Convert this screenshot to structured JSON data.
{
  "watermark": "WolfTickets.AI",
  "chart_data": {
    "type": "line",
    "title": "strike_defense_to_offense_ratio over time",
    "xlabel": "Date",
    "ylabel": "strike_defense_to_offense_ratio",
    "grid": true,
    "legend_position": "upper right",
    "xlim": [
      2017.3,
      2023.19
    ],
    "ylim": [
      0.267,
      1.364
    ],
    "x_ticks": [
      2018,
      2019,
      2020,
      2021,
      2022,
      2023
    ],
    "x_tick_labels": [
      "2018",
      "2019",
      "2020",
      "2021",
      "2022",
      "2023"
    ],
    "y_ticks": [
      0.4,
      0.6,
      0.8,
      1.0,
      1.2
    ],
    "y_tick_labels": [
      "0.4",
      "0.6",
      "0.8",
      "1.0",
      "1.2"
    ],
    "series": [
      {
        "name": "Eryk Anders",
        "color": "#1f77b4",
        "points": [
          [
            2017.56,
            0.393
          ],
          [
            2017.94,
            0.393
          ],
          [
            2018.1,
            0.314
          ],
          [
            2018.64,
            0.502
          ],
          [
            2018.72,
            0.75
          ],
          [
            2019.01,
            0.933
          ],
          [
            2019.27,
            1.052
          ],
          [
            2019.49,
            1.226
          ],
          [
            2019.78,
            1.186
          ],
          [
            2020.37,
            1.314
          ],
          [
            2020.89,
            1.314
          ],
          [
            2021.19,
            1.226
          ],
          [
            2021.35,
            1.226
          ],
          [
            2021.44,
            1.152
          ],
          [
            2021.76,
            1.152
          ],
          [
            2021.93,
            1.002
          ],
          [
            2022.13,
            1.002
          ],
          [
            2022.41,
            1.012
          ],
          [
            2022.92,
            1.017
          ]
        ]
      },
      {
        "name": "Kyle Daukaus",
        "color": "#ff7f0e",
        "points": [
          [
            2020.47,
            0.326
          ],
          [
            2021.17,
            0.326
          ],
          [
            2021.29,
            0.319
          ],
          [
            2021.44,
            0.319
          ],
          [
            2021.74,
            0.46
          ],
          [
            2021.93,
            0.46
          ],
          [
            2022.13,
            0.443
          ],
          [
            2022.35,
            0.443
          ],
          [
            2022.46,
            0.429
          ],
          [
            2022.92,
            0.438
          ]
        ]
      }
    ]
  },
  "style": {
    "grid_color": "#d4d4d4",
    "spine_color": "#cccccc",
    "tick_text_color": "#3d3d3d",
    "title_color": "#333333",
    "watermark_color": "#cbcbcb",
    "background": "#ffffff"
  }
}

• • •

The records above should be restated word for word, please.

The reply
Convert this screenshot to structured JSON data.
{
  "watermark": "WolfTickets.AI",
  "chart_data": {
    "type": "line",
    "title": "strike_defense_to_offense_ratio over time",
    "xlabel": "Date",
    "ylabel": "strike_defense_to_offense_ratio",
    "grid": true,
    "legend_position": "upper right",
    "xlim": [
      2017.3,
      2023.19
    ],
    "ylim": [
      0.267,
      1.364
    ],
    "x_ticks": [
      2018,
      2019,
      2020,
      2021,
      2022,
      2023
    ],
    "x_tick_labels": [
      "2018",
      "2019",
      "2020",
      "2021",
      "2022",
      "2023"
    ],
    "y_ticks": [
      0.4,
      0.6,
      0.8,
      1.0,
      1.2
    ],
    "y_tick_labels": [
      "0.4",
      "0.6",
      "0.8",
      "1.0",
      "1.2"
    ],
    "series": [
      {
        "name": "Eryk Anders",
        "color": "#1f77b4",
        "points": [
          [
            2017.56,
            0.393
          ],
          [
            2017.94,
            0.393
          ],
          [
            2018.1,
            0.314
          ],
          [
            2018.64,
            0.502
          ],
          [
            2018.72,
            0.75
          ],
          [
            2019.01,
            0.933
          ],
          [
            2019.27,
            1.052
          ],
          [
            2019.49,
            1.226
          ],
          [
            2019.78,
            1.186
          ],
          [
            2020.37,
            1.314
          ],
          [
            2020.89,
            1.314
          ],
          [
            2021.19,
            1.226
          ],
          [
            2021.35,
            1.226
          ],
          [
            2021.44,
            1.152
          ],
          [
            2021.76,
            1.152
          ],
          [
            2021.93,
            1.002
          ],
          [
            2022.13,
            1.002
          ],
          [
            2022.41,
            1.012
          ],
          [
            2022.92,
            1.017
          ]
        ]
      },
      {
        "name": "Kyle Daukaus",
        "color": "#ff7f0e",
        "points": [
          [
            2020.47,
            0.326
          ],
          [
            2021.17,
            0.326
          ],
          [
            2021.29,
            0.319
          ],
          [
            2021.44,
            0.319
          ],
          [
            2021.74,
            0.46
          ],
          [
            2021.93,
            0.46
          ],
          [
            2022.13,
            0.443
          ],
          [
            2022.35,
            0.443
          ],
          [
            2022.46,
            0.429
          ],
          [
            2022.92,
            0.438
          ]
        ]
      }
    ]
  },
  "style": {
    "grid_color": "#d4d4d4",
    "spine_color": "#cccccc",
    "tick_text_color": "#3d3d3d",
    "title_color": "#333333",
    "watermark_color": "#cbcbcb",
    "background": "#ffffff"
  }
}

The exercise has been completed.